Search the records below for the word "Nino". Pull out each line that has it.

Records to use:
+ + +

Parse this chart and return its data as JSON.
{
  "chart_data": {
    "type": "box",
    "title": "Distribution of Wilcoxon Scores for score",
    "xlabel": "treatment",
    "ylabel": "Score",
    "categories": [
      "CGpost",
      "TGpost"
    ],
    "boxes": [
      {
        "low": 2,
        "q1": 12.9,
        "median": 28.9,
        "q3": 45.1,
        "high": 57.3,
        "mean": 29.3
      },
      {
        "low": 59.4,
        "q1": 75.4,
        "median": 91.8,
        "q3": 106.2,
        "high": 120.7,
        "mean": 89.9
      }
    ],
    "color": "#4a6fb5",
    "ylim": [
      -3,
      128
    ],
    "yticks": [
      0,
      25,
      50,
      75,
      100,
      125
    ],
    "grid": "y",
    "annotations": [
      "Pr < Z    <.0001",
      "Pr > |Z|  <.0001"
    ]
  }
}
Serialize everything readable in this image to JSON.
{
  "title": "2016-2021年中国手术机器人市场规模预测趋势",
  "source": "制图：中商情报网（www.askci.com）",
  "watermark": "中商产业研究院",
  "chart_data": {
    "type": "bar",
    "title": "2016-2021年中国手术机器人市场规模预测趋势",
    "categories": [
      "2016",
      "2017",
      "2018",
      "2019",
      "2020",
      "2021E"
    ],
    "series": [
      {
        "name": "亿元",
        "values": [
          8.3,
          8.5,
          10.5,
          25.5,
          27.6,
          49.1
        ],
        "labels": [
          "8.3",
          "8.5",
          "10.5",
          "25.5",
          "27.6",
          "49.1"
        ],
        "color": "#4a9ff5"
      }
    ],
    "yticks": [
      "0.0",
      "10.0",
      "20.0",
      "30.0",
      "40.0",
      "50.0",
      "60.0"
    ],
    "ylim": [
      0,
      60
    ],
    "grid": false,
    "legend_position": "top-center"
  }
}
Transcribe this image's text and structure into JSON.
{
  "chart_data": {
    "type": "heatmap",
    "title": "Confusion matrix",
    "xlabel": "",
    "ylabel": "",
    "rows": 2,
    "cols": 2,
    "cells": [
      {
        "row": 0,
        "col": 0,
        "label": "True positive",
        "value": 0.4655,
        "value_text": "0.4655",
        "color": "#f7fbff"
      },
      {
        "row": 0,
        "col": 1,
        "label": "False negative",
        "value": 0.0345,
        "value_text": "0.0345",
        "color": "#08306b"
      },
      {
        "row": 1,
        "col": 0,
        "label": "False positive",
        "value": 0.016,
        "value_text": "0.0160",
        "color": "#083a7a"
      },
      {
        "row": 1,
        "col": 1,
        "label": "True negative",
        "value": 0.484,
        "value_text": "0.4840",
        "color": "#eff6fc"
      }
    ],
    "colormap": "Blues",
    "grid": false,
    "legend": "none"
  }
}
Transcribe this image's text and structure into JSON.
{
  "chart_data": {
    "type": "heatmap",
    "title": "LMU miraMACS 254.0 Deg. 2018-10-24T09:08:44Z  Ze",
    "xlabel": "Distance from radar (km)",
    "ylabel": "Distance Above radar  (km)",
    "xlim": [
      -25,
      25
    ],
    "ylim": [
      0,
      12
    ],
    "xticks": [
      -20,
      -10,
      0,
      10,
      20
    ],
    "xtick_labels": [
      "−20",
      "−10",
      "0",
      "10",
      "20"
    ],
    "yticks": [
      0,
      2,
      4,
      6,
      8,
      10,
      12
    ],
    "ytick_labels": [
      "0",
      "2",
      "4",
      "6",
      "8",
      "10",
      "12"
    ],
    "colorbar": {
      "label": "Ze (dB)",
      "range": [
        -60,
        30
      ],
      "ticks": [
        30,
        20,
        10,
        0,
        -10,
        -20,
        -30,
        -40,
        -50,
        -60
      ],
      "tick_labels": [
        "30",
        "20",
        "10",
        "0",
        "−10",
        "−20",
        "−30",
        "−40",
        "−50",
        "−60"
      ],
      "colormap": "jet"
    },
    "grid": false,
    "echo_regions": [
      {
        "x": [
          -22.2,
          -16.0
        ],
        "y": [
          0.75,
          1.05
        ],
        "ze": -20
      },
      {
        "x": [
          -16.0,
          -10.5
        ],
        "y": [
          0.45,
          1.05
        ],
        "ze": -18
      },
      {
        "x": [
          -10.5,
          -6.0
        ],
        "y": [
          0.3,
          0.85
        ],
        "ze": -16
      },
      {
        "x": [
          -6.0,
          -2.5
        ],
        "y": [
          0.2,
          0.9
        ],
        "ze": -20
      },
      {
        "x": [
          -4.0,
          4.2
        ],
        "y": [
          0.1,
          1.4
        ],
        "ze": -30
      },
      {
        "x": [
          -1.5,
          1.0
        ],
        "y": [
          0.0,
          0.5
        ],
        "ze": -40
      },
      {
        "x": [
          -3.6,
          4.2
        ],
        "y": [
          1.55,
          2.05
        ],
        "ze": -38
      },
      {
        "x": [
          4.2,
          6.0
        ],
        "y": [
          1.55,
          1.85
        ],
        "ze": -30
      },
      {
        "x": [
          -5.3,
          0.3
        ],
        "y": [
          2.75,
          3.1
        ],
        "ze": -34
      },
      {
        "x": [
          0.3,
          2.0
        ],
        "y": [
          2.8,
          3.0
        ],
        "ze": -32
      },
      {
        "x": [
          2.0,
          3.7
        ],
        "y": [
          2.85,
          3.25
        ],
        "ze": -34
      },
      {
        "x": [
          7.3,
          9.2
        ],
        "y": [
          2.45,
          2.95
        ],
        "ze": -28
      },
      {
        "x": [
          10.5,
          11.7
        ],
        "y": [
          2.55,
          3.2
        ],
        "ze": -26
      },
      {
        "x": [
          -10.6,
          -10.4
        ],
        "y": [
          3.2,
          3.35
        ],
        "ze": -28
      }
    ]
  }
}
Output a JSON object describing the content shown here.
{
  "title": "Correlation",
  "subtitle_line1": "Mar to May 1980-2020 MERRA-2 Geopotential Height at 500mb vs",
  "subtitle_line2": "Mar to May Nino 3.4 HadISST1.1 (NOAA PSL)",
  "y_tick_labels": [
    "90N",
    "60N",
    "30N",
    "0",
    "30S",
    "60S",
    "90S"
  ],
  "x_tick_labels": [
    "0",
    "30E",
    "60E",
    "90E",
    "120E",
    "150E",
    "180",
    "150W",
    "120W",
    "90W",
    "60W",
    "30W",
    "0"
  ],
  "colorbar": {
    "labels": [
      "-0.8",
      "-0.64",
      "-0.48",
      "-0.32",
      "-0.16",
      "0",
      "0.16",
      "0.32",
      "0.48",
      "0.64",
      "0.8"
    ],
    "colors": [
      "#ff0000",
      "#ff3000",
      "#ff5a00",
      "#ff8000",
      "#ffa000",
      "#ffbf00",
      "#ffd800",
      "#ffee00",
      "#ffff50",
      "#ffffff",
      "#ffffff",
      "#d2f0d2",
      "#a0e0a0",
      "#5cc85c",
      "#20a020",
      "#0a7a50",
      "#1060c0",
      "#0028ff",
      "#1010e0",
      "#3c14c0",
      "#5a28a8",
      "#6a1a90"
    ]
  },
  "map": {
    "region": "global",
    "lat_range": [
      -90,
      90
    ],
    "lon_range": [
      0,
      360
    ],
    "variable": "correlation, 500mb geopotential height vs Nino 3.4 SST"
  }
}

+ + +

Solution for this task:
  "subtitle_line2": "Mar to May Nino 3.4 HadISST1.1 (NOAA PSL)",
    "variable": "correlation, 500mb geopotential height vs Nino 3.4 SST"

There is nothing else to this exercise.